» TASK DESCRIPTION
Echo every line of the records below word for word, with no changes.

Coordinate annotation records
>>>
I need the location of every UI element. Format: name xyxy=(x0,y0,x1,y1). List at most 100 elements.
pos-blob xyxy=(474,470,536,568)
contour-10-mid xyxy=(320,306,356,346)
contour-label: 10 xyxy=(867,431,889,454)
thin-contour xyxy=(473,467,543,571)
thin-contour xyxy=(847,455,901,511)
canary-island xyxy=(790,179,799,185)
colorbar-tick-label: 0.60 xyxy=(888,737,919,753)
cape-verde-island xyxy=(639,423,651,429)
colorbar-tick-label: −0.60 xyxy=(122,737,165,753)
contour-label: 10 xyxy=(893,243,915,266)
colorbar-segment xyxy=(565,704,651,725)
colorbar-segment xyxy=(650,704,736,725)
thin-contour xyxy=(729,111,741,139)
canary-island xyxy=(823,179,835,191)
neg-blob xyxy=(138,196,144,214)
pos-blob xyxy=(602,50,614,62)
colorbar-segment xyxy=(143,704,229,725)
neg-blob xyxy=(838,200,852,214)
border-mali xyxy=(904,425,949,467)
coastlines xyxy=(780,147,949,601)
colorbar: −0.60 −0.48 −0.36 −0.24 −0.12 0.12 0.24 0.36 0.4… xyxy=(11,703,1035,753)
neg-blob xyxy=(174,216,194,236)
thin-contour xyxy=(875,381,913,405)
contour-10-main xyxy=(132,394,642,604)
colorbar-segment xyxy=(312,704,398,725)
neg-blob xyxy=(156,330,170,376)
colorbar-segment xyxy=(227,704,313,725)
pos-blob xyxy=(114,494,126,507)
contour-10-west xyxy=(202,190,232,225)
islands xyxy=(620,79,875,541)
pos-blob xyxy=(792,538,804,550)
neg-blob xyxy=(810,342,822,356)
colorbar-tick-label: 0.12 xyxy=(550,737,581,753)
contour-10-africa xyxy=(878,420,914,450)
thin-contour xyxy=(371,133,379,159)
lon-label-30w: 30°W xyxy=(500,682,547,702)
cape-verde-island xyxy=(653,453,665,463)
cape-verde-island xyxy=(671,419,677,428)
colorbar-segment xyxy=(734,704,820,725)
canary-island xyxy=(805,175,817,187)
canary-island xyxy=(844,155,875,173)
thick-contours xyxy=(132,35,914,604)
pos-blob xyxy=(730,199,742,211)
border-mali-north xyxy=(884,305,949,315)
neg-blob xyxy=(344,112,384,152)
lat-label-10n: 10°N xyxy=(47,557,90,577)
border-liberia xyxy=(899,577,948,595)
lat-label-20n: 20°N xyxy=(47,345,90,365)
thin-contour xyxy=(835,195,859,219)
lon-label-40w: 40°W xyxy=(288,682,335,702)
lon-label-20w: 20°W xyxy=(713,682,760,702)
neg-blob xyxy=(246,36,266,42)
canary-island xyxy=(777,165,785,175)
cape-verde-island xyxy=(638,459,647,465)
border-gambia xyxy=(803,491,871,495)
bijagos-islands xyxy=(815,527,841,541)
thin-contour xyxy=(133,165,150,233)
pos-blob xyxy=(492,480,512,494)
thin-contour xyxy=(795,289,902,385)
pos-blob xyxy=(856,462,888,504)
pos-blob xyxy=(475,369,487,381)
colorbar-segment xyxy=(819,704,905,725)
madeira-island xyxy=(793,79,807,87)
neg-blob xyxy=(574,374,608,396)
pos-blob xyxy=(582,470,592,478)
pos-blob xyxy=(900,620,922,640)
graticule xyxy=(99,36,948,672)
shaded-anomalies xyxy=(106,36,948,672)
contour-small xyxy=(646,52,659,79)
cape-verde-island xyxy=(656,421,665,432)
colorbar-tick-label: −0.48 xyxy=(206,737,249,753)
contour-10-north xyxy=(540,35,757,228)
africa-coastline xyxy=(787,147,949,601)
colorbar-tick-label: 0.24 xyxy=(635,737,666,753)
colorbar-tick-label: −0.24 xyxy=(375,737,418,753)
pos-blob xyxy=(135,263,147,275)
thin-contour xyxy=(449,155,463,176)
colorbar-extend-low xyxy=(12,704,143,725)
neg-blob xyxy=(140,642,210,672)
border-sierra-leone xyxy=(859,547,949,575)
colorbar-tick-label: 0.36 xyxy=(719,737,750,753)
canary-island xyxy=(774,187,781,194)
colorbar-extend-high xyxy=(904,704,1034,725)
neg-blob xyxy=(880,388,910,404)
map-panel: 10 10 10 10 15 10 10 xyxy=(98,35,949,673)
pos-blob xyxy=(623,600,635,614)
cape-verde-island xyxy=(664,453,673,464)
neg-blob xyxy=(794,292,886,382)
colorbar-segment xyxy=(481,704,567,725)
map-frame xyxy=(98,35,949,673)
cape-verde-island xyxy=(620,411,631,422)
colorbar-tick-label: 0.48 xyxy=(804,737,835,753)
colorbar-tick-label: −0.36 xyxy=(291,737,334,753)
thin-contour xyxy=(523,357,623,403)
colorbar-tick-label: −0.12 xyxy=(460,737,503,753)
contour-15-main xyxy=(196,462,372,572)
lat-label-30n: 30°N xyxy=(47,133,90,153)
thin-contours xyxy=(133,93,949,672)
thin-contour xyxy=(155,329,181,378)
<<<
» SOLUTION TO THIS TASK
I need the location of every UI element. Format: name xyxy=(x0,y0,x1,y1). List at most 100 elements.
pos-blob xyxy=(474,470,536,568)
contour-10-mid xyxy=(320,306,356,346)
contour-label: 10 xyxy=(867,431,889,454)
thin-contour xyxy=(473,467,543,571)
thin-contour xyxy=(847,455,901,511)
canary-island xyxy=(790,179,799,185)
colorbar-tick-label: 0.60 xyxy=(888,737,919,753)
cape-verde-island xyxy=(639,423,651,429)
colorbar-tick-label: −0.60 xyxy=(122,737,165,753)
contour-label: 10 xyxy=(893,243,915,266)
colorbar-segment xyxy=(565,704,651,725)
colorbar-segment xyxy=(650,704,736,725)
thin-contour xyxy=(729,111,741,139)
canary-island xyxy=(823,179,835,191)
neg-blob xyxy=(138,196,144,214)
pos-blob xyxy=(602,50,614,62)
colorbar-segment xyxy=(143,704,229,725)
neg-blob xyxy=(838,200,852,214)
border-mali xyxy=(904,425,949,467)
coastlines xyxy=(780,147,949,601)
colorbar: −0.60 −0.48 −0.36 −0.24 −0.12 0.12 0.24 0.36 0.4… xyxy=(11,703,1035,753)
neg-blob xyxy=(174,216,194,236)
thin-contour xyxy=(875,381,913,405)
contour-10-main xyxy=(132,394,642,604)
colorbar-segment xyxy=(312,704,398,725)
neg-blob xyxy=(156,330,170,376)
colorbar-segment xyxy=(227,704,313,725)
pos-blob xyxy=(114,494,126,507)
contour-10-west xyxy=(202,190,232,225)
islands xyxy=(620,79,875,541)
pos-blob xyxy=(792,538,804,550)
neg-blob xyxy=(810,342,822,356)
colorbar-tick-label: 0.12 xyxy=(550,737,581,753)
contour-10-africa xyxy=(878,420,914,450)
thin-contour xyxy=(371,133,379,159)
lon-label-30w: 30°W xyxy=(500,682,547,702)
cape-verde-island xyxy=(653,453,665,463)
cape-verde-island xyxy=(671,419,677,428)
colorbar-segment xyxy=(734,704,820,725)
canary-island xyxy=(805,175,817,187)
canary-island xyxy=(844,155,875,173)
thick-contours xyxy=(132,35,914,604)
pos-blob xyxy=(730,199,742,211)
border-mali-north xyxy=(884,305,949,315)
neg-blob xyxy=(344,112,384,152)
lat-label-10n: 10°N xyxy=(47,557,90,577)
border-liberia xyxy=(899,577,948,595)
lat-label-20n: 20°N xyxy=(47,345,90,365)
thin-contour xyxy=(835,195,859,219)
lon-label-40w: 40°W xyxy=(288,682,335,702)
lon-label-20w: 20°W xyxy=(713,682,760,702)
neg-blob xyxy=(246,36,266,42)
canary-island xyxy=(777,165,785,175)
cape-verde-island xyxy=(638,459,647,465)
border-gambia xyxy=(803,491,871,495)
bijagos-islands xyxy=(815,527,841,541)
thin-contour xyxy=(133,165,150,233)
pos-blob xyxy=(492,480,512,494)
thin-contour xyxy=(795,289,902,385)
pos-blob xyxy=(856,462,888,504)
pos-blob xyxy=(475,369,487,381)
colorbar-segment xyxy=(819,704,905,725)
madeira-island xyxy=(793,79,807,87)
neg-blob xyxy=(574,374,608,396)
pos-blob xyxy=(582,470,592,478)
pos-blob xyxy=(900,620,922,640)
graticule xyxy=(99,36,948,672)
shaded-anomalies xyxy=(106,36,948,672)
contour-small xyxy=(646,52,659,79)
cape-verde-island xyxy=(656,421,665,432)
colorbar-tick-label: −0.48 xyxy=(206,737,249,753)
contour-10-north xyxy=(540,35,757,228)
africa-coastline xyxy=(787,147,949,601)
colorbar-tick-label: 0.24 xyxy=(635,737,666,753)
colorbar-tick-label: −0.24 xyxy=(375,737,418,753)
pos-blob xyxy=(135,263,147,275)
thin-contour xyxy=(449,155,463,176)
colorbar-extend-low xyxy=(12,704,143,725)
neg-blob xyxy=(140,642,210,672)
border-sierra-leone xyxy=(859,547,949,575)
colorbar-tick-label: 0.36 xyxy=(719,737,750,753)
canary-island xyxy=(774,187,781,194)
colorbar-extend-high xyxy=(904,704,1034,725)
neg-blob xyxy=(880,388,910,404)
map-panel: 10 10 10 10 15 10 10 xyxy=(98,35,949,673)
pos-blob xyxy=(623,600,635,614)
cape-verde-island xyxy=(664,453,673,464)
neg-blob xyxy=(794,292,886,382)
colorbar-segment xyxy=(481,704,567,725)
map-frame xyxy=(98,35,949,673)
cape-verde-island xyxy=(620,411,631,422)
colorbar-tick-label: 0.48 xyxy=(804,737,835,753)
colorbar-tick-label: −0.36 xyxy=(291,737,334,753)
thin-contour xyxy=(523,357,623,403)
colorbar-tick-label: −0.12 xyxy=(460,737,503,753)
contour-15-main xyxy=(196,462,372,572)
lat-label-30n: 30°N xyxy=(47,133,90,153)
thin-contours xyxy=(133,93,949,672)
thin-contour xyxy=(155,329,181,378)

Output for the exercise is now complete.